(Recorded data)
● ● ● ● ●

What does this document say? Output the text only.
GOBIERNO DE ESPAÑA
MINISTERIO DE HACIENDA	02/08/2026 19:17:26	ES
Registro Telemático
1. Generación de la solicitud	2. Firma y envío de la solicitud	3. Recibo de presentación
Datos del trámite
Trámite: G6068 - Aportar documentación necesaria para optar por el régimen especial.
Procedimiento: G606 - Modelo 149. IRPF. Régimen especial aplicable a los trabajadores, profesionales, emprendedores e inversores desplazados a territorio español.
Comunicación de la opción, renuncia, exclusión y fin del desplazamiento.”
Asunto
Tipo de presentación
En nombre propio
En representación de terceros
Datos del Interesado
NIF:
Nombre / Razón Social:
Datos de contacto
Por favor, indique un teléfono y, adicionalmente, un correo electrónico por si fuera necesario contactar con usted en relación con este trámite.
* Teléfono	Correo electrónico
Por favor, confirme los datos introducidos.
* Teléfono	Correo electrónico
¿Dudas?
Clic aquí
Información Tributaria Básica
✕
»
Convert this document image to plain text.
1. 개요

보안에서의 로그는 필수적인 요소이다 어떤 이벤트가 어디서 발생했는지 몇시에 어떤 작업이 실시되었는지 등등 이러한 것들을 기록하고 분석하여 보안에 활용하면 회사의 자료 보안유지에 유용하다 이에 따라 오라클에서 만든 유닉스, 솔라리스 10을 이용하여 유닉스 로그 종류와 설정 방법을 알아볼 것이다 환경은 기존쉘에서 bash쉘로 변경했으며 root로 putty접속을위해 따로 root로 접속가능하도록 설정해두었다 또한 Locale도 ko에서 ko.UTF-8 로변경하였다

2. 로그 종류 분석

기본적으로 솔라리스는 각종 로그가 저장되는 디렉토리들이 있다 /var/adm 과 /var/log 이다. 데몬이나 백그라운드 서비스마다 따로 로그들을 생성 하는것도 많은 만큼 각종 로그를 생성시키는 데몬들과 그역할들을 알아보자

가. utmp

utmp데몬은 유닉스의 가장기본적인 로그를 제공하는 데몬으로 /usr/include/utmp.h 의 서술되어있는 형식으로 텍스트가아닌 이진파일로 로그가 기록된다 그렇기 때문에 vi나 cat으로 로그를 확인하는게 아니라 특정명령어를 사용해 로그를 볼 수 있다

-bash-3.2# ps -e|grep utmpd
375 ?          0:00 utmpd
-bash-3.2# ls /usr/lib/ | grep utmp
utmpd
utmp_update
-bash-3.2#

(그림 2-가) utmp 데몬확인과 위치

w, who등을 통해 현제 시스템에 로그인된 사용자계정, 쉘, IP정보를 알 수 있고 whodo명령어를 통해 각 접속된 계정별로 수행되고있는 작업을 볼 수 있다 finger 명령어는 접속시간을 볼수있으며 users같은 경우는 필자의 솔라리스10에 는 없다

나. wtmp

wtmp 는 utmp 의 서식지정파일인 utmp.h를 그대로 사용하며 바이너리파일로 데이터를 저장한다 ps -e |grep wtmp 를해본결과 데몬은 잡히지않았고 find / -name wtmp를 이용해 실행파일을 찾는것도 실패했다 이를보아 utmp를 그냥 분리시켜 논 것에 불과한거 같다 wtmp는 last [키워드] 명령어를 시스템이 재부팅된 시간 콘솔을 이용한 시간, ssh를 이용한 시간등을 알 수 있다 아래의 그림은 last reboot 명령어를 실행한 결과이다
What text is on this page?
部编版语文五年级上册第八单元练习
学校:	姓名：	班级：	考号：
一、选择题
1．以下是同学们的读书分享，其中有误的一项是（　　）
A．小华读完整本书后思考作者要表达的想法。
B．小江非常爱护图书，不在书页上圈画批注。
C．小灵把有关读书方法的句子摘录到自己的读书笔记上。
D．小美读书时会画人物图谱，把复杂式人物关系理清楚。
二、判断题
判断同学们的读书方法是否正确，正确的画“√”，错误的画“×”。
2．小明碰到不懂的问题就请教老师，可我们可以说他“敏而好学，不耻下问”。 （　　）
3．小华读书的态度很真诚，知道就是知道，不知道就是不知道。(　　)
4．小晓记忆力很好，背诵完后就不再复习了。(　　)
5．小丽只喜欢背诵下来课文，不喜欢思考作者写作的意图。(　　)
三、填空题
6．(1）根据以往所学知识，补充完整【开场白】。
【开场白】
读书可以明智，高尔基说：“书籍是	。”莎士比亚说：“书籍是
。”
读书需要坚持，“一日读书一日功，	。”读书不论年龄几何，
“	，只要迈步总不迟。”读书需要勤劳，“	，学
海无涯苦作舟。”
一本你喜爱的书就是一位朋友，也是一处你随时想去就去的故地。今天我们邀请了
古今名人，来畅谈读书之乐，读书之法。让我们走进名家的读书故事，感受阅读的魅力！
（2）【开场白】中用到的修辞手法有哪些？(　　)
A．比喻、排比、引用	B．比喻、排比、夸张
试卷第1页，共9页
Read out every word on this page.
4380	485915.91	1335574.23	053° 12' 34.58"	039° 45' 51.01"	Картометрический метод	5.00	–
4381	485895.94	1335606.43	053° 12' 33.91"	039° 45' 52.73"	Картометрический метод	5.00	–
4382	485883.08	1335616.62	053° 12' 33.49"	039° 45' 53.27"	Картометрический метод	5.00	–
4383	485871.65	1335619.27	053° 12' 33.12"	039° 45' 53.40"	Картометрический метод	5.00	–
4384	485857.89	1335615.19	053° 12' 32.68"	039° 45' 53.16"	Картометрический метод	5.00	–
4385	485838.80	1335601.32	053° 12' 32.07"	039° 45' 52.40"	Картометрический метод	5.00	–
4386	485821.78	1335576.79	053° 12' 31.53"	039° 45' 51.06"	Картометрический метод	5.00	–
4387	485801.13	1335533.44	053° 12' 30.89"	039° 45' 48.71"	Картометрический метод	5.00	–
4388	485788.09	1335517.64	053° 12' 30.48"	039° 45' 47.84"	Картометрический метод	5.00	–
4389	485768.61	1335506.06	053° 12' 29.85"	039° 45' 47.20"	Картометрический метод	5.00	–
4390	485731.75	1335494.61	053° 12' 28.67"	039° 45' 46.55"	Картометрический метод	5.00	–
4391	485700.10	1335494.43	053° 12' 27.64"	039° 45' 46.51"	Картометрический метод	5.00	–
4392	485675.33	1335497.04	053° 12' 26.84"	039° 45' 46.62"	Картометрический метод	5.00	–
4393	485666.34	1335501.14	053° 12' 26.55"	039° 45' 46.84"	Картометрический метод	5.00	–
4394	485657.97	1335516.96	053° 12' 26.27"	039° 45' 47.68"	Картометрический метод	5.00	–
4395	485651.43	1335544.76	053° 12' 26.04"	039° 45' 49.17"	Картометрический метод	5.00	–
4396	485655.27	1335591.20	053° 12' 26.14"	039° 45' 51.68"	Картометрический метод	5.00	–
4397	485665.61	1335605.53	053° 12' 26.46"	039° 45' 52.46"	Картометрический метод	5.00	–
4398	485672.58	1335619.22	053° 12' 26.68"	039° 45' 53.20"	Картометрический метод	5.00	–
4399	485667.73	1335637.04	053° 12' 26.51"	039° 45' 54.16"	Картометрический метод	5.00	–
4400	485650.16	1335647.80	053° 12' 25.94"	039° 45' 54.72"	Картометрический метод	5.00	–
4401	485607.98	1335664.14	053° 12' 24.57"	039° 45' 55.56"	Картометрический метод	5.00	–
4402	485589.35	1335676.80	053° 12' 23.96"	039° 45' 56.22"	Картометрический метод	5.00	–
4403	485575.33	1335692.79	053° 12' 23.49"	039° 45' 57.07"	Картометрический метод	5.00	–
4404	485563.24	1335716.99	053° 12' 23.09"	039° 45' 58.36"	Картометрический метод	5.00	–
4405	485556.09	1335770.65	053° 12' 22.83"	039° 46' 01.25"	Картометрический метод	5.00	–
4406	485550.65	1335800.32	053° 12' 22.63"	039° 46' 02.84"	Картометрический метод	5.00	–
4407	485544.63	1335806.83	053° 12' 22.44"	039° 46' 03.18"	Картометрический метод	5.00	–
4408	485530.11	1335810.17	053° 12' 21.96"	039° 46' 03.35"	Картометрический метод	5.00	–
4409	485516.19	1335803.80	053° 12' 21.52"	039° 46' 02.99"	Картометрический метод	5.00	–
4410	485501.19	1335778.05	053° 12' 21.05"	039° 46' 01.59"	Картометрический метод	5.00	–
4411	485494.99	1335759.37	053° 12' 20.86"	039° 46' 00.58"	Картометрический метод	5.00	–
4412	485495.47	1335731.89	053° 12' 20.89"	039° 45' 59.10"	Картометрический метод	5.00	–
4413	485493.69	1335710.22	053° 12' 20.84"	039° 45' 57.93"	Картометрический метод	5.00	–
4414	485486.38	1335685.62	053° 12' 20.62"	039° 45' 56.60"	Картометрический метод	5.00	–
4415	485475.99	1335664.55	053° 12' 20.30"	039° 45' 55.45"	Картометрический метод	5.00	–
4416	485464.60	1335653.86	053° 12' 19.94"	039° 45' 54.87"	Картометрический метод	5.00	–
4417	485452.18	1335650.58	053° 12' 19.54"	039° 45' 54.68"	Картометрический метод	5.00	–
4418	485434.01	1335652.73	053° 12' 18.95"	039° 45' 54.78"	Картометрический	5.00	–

● ● ● ● ●

▶ WHAT THE TASK REQUIRES:
Every line above that contains the word "wtmp" should be reported.

▶ RESPONSE FOR THIS EXERCISE:
나. wtmp
wtmp 는 utmp 의 서식지정파일인 utmp.h를 그대로 사용하며 바이너리파일로 데이터를 저장한다 ps -e |grep wtmp 를해본결과 데몬은 잡히지않았고 find / -name wtmp를 이용해 실행파일을 찾는것도 실패했다 이를보아 utmp를 그냥 분리시켜 논 것에 불과한거 같다 wtmp는 last [키워드] 명령어를 시스템이 재부팅된 시간 콘솔을 이용한 시간, ssh를 이용한 시간등을 알 수 있다 아래의 그림은 last reboot 명령어를 실행한 결과이다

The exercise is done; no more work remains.